Work to be completed: Transcribe the listing verbatim. Do not carry over any pictures.

Dataset entries:

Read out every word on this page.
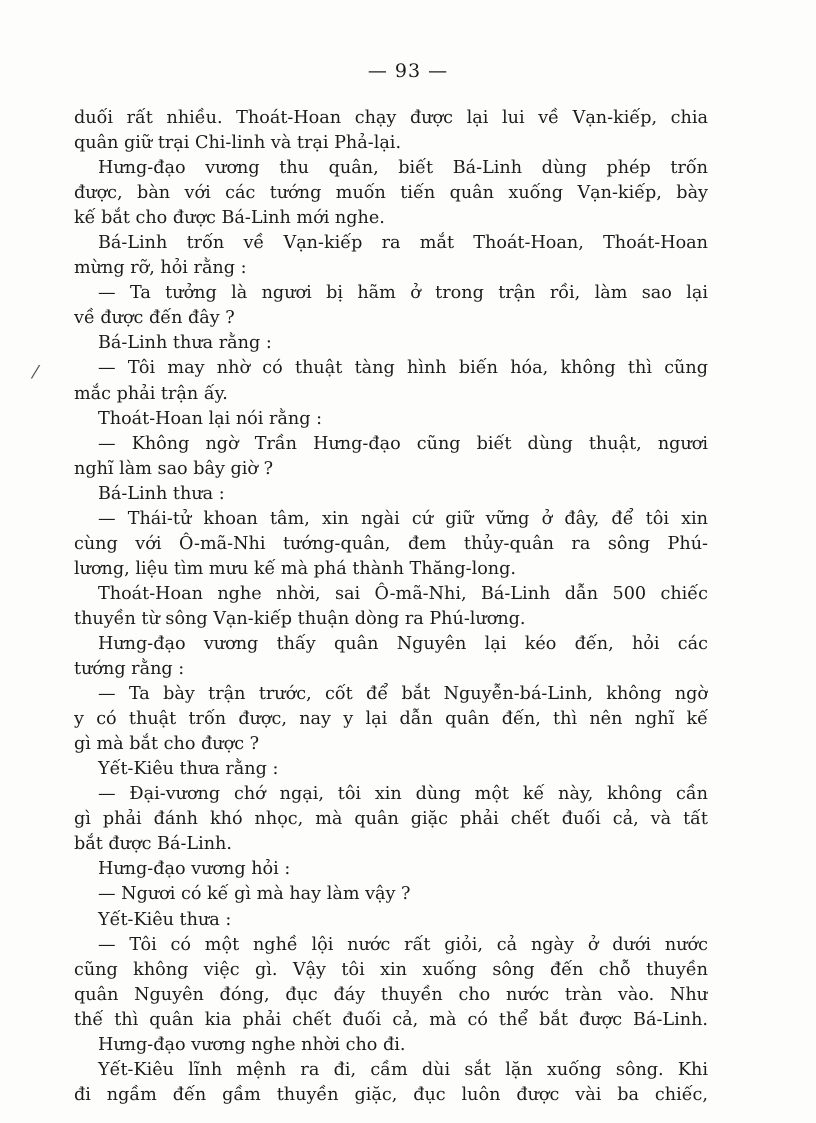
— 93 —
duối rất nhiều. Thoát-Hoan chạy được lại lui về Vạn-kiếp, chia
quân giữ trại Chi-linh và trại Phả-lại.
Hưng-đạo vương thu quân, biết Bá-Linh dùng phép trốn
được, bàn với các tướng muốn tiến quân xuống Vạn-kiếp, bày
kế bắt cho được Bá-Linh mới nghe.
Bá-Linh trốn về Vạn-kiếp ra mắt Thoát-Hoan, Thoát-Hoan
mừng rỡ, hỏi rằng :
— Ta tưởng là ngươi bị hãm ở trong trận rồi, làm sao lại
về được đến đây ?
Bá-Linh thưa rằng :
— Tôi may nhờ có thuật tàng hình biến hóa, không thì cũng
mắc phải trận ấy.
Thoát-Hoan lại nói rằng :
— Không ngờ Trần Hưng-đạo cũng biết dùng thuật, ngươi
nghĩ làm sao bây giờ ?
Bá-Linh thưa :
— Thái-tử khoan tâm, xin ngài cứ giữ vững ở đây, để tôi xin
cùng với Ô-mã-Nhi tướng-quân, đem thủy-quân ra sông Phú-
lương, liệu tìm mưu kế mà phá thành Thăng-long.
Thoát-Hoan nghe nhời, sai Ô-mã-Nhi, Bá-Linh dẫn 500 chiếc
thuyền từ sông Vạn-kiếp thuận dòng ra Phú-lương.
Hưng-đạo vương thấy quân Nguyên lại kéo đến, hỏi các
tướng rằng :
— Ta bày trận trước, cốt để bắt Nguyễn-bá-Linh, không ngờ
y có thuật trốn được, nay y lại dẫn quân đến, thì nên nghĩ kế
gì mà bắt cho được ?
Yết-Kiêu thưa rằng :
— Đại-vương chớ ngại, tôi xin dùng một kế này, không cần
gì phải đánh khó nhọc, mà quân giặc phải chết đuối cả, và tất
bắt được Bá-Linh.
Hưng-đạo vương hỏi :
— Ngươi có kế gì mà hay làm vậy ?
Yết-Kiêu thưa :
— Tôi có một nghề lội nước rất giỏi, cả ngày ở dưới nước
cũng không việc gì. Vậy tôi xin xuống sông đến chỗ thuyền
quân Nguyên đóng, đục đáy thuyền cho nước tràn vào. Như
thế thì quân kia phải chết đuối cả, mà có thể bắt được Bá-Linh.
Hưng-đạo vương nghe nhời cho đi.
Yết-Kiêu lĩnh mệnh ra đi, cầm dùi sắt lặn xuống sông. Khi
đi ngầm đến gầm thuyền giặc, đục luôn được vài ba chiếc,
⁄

Correct result:
Read out every word on this page.
— 93 —
duối rất nhiều. Thoát-Hoan chạy được lại lui về Vạn-kiếp, chia
quân giữ trại Chi-linh và trại Phả-lại.
Hưng-đạo vương thu quân, biết Bá-Linh dùng phép trốn
được, bàn với các tướng muốn tiến quân xuống Vạn-kiếp, bày
kế bắt cho được Bá-Linh mới nghe.
Bá-Linh trốn về Vạn-kiếp ra mắt Thoát-Hoan, Thoát-Hoan
mừng rỡ, hỏi rằng :
— Ta tưởng là ngươi bị hãm ở trong trận rồi, làm sao lại
về được đến đây ?
Bá-Linh thưa rằng :
— Tôi may nhờ có thuật tàng hình biến hóa, không thì cũng
mắc phải trận ấy.
Thoát-Hoan lại nói rằng :
— Không ngờ Trần Hưng-đạo cũng biết dùng thuật, ngươi
nghĩ làm sao bây giờ ?
Bá-Linh thưa :
— Thái-tử khoan tâm, xin ngài cứ giữ vững ở đây, để tôi xin
cùng với Ô-mã-Nhi tướng-quân, đem thủy-quân ra sông Phú-
lương, liệu tìm mưu kế mà phá thành Thăng-long.
Thoát-Hoan nghe nhời, sai Ô-mã-Nhi, Bá-Linh dẫn 500 chiếc
thuyền từ sông Vạn-kiếp thuận dòng ra Phú-lương.
Hưng-đạo vương thấy quân Nguyên lại kéo đến, hỏi các
tướng rằng :
— Ta bày trận trước, cốt để bắt Nguyễn-bá-Linh, không ngờ
y có thuật trốn được, nay y lại dẫn quân đến, thì nên nghĩ kế
gì mà bắt cho được ?
Yết-Kiêu thưa rằng :
— Đại-vương chớ ngại, tôi xin dùng một kế này, không cần
gì phải đánh khó nhọc, mà quân giặc phải chết đuối cả, và tất
bắt được Bá-Linh.
Hưng-đạo vương hỏi :
— Ngươi có kế gì mà hay làm vậy ?
Yết-Kiêu thưa :
— Tôi có một nghề lội nước rất giỏi, cả ngày ở dưới nước
cũng không việc gì. Vậy tôi xin xuống sông đến chỗ thuyền
quân Nguyên đóng, đục đáy thuyền cho nước tràn vào. Như
thế thì quân kia phải chết đuối cả, mà có thể bắt được Bá-Linh.
Hưng-đạo vương nghe nhời cho đi.
Yết-Kiêu lĩnh mệnh ra đi, cầm dùi sắt lặn xuống sông. Khi
đi ngầm đến gầm thuyền giặc, đục luôn được vài ba chiếc,
⁄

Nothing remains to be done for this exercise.